(Dataset records)

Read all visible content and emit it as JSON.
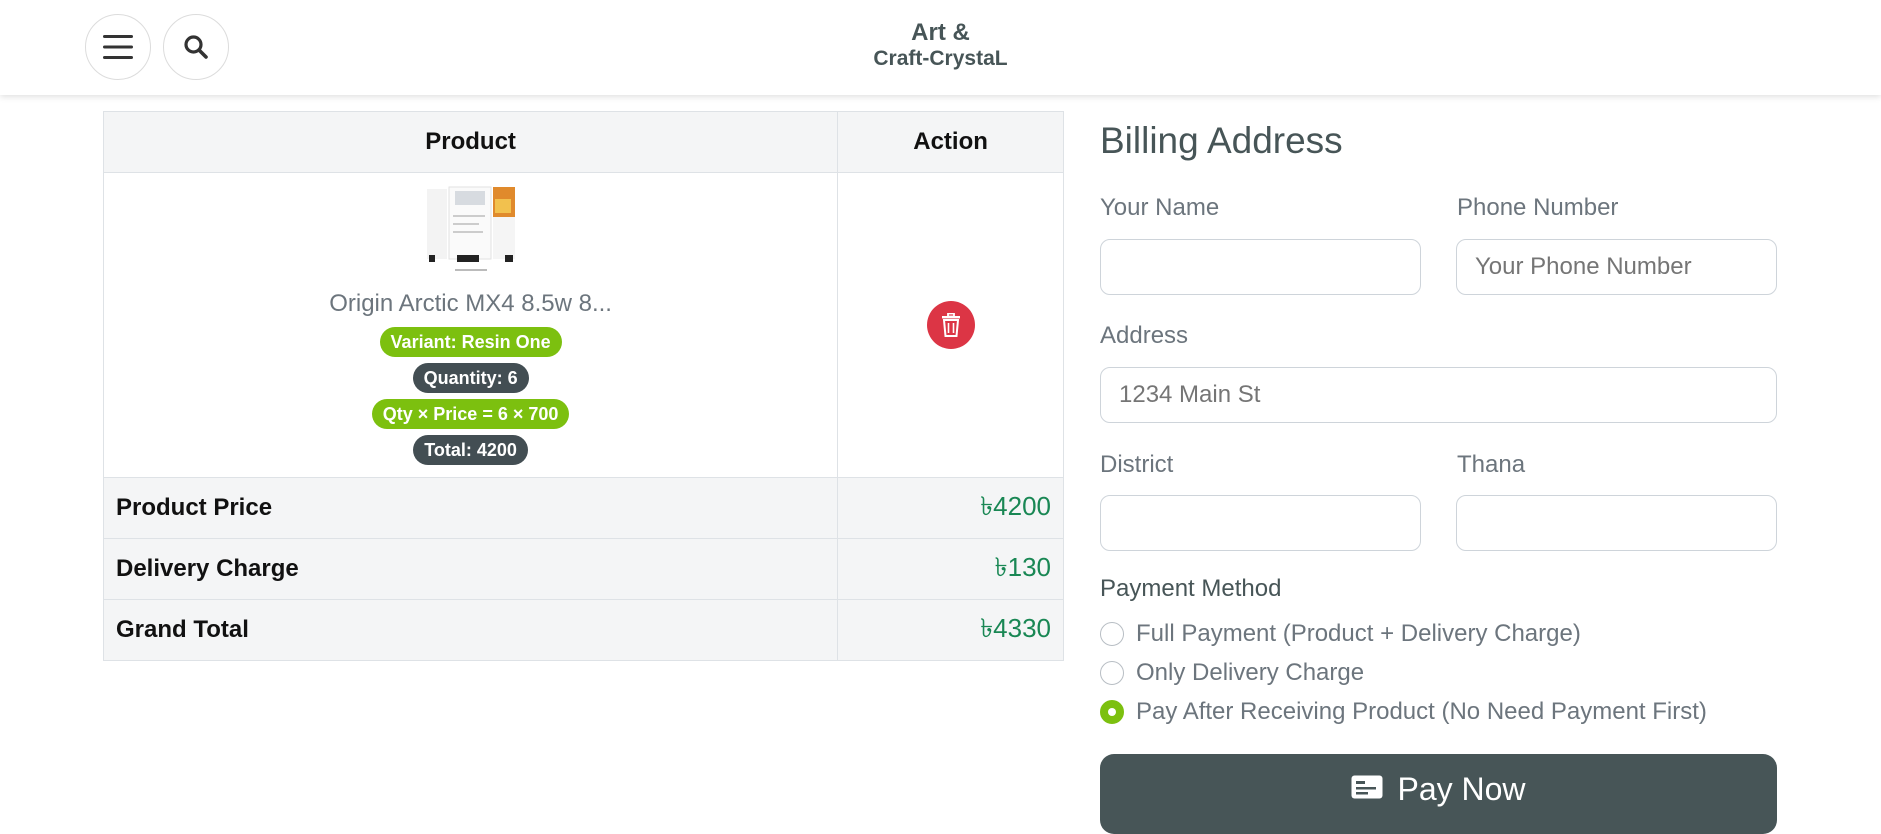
{
  "header": {
    "brand_line1": "Art &",
    "brand_line2": "Craft-CrystaL",
    "menu_icon": "hamburger-menu-icon",
    "search_icon": "search-icon"
  },
  "cart": {
    "columns": [
      "Product",
      "Action"
    ],
    "item": {
      "name": "Origin Arctic MX4 8.5w 8...",
      "variant": "Variant: Resin One",
      "quantity": "Quantity: 6",
      "calc": "Qty × Price = 6 × 700",
      "total": "Total: 4200"
    },
    "summary": [
      {
        "label": "Product Price",
        "value": "৳4200"
      },
      {
        "label": "Delivery Charge",
        "value": "৳130"
      },
      {
        "label": "Grand Total",
        "value": "৳4330"
      }
    ]
  },
  "billing": {
    "title": "Billing Address",
    "name_label": "Your Name",
    "name_value": "",
    "phone_label": "Phone Number",
    "phone_placeholder": "Your Phone Number",
    "address_label": "Address",
    "address_placeholder": "1234 Main St",
    "district_label": "District",
    "district_value": "",
    "thana_label": "Thana",
    "thana_value": "",
    "payment_title": "Payment Method",
    "payment_options": [
      {
        "label": "Full Payment (Product + Delivery Charge)",
        "selected": false
      },
      {
        "label": "Only Delivery Charge",
        "selected": false
      },
      {
        "label": "Pay After Receiving Product (No Need Payment First)",
        "selected": true
      }
    ],
    "pay_button": "Pay Now"
  },
  "colors": {
    "primary_dark": "#475557",
    "accent_green": "#7cc00f",
    "danger": "#dc3545",
    "price_green": "#198754"
  }
}
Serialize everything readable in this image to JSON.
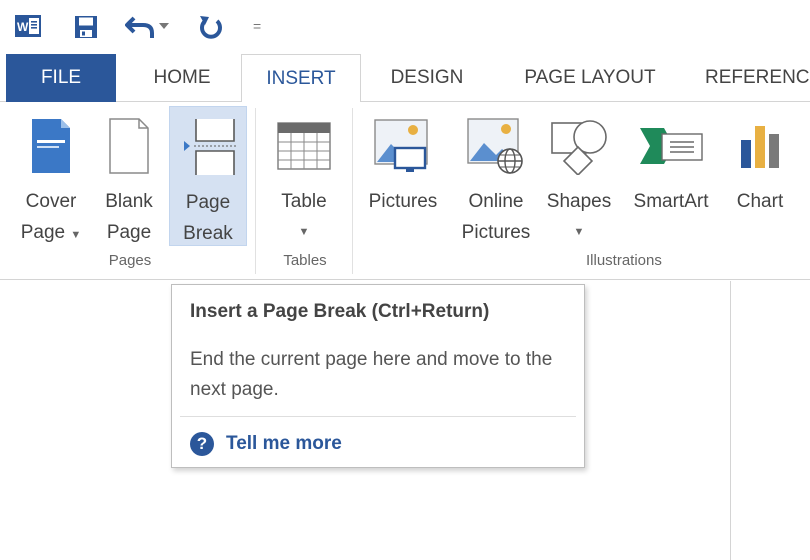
{
  "quick_access": {
    "icons": [
      "word-app-icon",
      "save-icon",
      "undo-icon",
      "redo-icon",
      "customize-toolbar-icon"
    ],
    "separator": "="
  },
  "tabs": [
    "FILE",
    "HOME",
    "INSERT",
    "DESIGN",
    "PAGE LAYOUT",
    "REFERENC"
  ],
  "active_tab": "INSERT",
  "ribbon": {
    "pages": {
      "cover_page": [
        "Cover",
        "Page"
      ],
      "blank_page": [
        "Blank",
        "Page"
      ],
      "page_break": [
        "Page",
        "Break"
      ],
      "group_label": "Pages"
    },
    "tables": {
      "table": "Table",
      "group_label": "Tables"
    },
    "illustrations": {
      "pictures": "Pictures",
      "online_pictures": [
        "Online",
        "Pictures"
      ],
      "shapes": "Shapes",
      "smartart": "SmartArt",
      "chart": "Chart",
      "group_label": "Illustrations"
    }
  },
  "tooltip": {
    "title": "Insert a Page Break (Ctrl+Return)",
    "body": "End the current page here and move to the next page.",
    "help_glyph": "?",
    "help_link": "Tell me more"
  },
  "colors": {
    "accent": "#2b579a",
    "hover": "#d5e1f2",
    "file_tab": "#2b579a"
  }
}
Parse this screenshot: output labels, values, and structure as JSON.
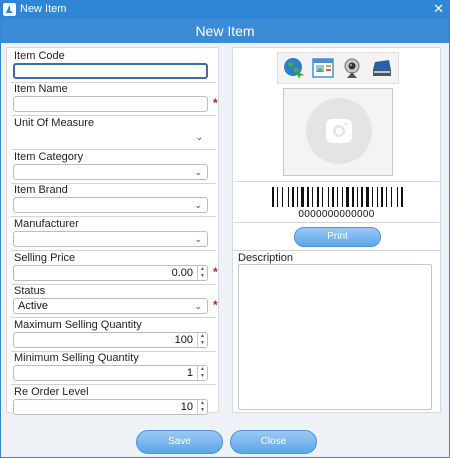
{
  "window": {
    "title": "New Item",
    "close_glyph": "✕"
  },
  "header": {
    "title": "New Item"
  },
  "form": {
    "item_code": {
      "label": "Item Code",
      "value": ""
    },
    "item_name": {
      "label": "Item Name",
      "value": "",
      "required_mark": "*"
    },
    "unit_of_measure": {
      "label": "Unit Of Measure",
      "value": ""
    },
    "item_category": {
      "label": "Item Category",
      "value": ""
    },
    "item_brand": {
      "label": "Item Brand",
      "value": ""
    },
    "manufacturer": {
      "label": "Manufacturer",
      "value": ""
    },
    "selling_price": {
      "label": "Selling Price",
      "value": "0.00",
      "required_mark": "*"
    },
    "status": {
      "label": "Status",
      "value": "Active",
      "required_mark": "*"
    },
    "max_selling_qty": {
      "label": "Maximum Selling Quantity",
      "value": "100"
    },
    "min_selling_qty": {
      "label": "Minimum Selling Quantity",
      "value": "1"
    },
    "reorder_level": {
      "label": "Re Order Level",
      "value": "10"
    }
  },
  "image_tools": [
    "web-image-icon",
    "gallery-image-icon",
    "webcam-icon",
    "scanner-icon"
  ],
  "barcode": {
    "number": "0000000000000",
    "print_label": "Print"
  },
  "description": {
    "label": "Description",
    "value": ""
  },
  "footer": {
    "save_label": "Save",
    "close_label": "Close"
  },
  "colors": {
    "titlebar": "#2f86d6",
    "header": "#3b8bd6",
    "button": "#5aa5ea",
    "required": "#d21b1b"
  }
}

--- TASK INSTRUCTIONS ---
Can you retype every record above exactly, leaving out the pictures?

--- EXERCISE RESPONSE ---
Read all visible content and emit it as JSON.
{
  "header": {
    "brand_line1": "Art &",
    "brand_line2": "Craft-CrystaL",
    "menu_icon": "hamburger-menu-icon",
    "search_icon": "search-icon"
  },
  "cart": {
    "columns": [
      "Product",
      "Action"
    ],
    "item": {
      "name": "Origin Arctic MX4 8.5w 8...",
      "variant": "Variant: Resin One",
      "quantity": "Quantity: 6",
      "calc": "Qty × Price = 6 × 700",
      "total": "Total: 4200"
    },
    "summary": [
      {
        "label": "Product Price",
        "value": "৳4200"
      },
      {
        "label": "Delivery Charge",
        "value": "৳130"
      },
      {
        "label": "Grand Total",
        "value": "৳4330"
      }
    ]
  },
  "billing": {
    "title": "Billing Address",
    "name_label": "Your Name",
    "name_value": "",
    "phone_label": "Phone Number",
    "phone_placeholder": "Your Phone Number",
    "address_label": "Address",
    "address_placeholder": "1234 Main St",
    "district_label": "District",
    "district_value": "",
    "thana_label": "Thana",
    "thana_value": "",
    "payment_title": "Payment Method",
    "payment_options": [
      {
        "label": "Full Payment (Product + Delivery Charge)",
        "selected": false
      },
      {
        "label": "Only Delivery Charge",
        "selected": false
      },
      {
        "label": "Pay After Receiving Product (No Need Payment First)",
        "selected": true
      }
    ],
    "pay_button": "Pay Now"
  },
  "colors": {
    "primary_dark": "#475557",
    "accent_green": "#7cc00f",
    "danger": "#dc3545",
    "price_green": "#198754"
  }
}
Serialize everything readable in this image to JSON.
{
  "quick_access": {
    "icons": [
      "word-app-icon",
      "save-icon",
      "undo-icon",
      "redo-icon",
      "customize-toolbar-icon"
    ],
    "separator": "="
  },
  "tabs": [
    "FILE",
    "HOME",
    "INSERT",
    "DESIGN",
    "PAGE LAYOUT",
    "REFERENC"
  ],
  "active_tab": "INSERT",
  "ribbon": {
    "pages": {
      "cover_page": [
        "Cover",
        "Page"
      ],
      "blank_page": [
        "Blank",
        "Page"
      ],
      "page_break": [
        "Page",
        "Break"
      ],
      "group_label": "Pages"
    },
    "tables": {
      "table": "Table",
      "group_label": "Tables"
    },
    "illustrations": {
      "pictures": "Pictures",
      "online_pictures": [
        "Online",
        "Pictures"
      ],
      "shapes": "Shapes",
      "smartart": "SmartArt",
      "chart": "Chart",
      "group_label": "Illustrations"
    }
  },
  "tooltip": {
    "title": "Insert a Page Break (Ctrl+Return)",
    "body": "End the current page here and move to the next page.",
    "help_glyph": "?",
    "help_link": "Tell me more"
  },
  "colors": {
    "accent": "#2b579a",
    "hover": "#d5e1f2",
    "file_tab": "#2b579a"
  }
}
Parse this screenshot: output labels, values, and structure as JSON.
{
  "window": {
    "title": "New Item",
    "close_glyph": "✕"
  },
  "header": {
    "title": "New Item"
  },
  "form": {
    "item_code": {
      "label": "Item Code",
      "value": ""
    },
    "item_name": {
      "label": "Item Name",
      "value": "",
      "required_mark": "*"
    },
    "unit_of_measure": {
      "label": "Unit Of Measure",
      "value": ""
    },
    "item_category": {
      "label": "Item Category",
      "value": ""
    },
    "item_brand": {
      "label": "Item Brand",
      "value": ""
    },
    "manufacturer": {
      "label": "Manufacturer",
      "value": ""
    },
    "selling_price": {
      "label": "Selling Price",
      "value": "0.00",
      "required_mark": "*"
    },
    "status": {
      "label": "Status",
      "value": "Active",
      "required_mark": "*"
    },
    "max_selling_qty": {
      "label": "Maximum Selling Quantity",
      "value": "100"
    },
    "min_selling_qty": {
      "label": "Minimum Selling Quantity",
      "value": "1"
    },
    "reorder_level": {
      "label": "Re Order Level",
      "value": "10"
    }
  },
  "image_tools": [
    "web-image-icon",
    "gallery-image-icon",
    "webcam-icon",
    "scanner-icon"
  ],
  "barcode": {
    "number": "0000000000000",
    "print_label": "Print"
  },
  "description": {
    "label": "Description",
    "value": ""
  },
  "footer": {
    "save_label": "Save",
    "close_label": "Close"
  },
  "colors": {
    "titlebar": "#2f86d6",
    "header": "#3b8bd6",
    "button": "#5aa5ea",
    "required": "#d21b1b"
  }
}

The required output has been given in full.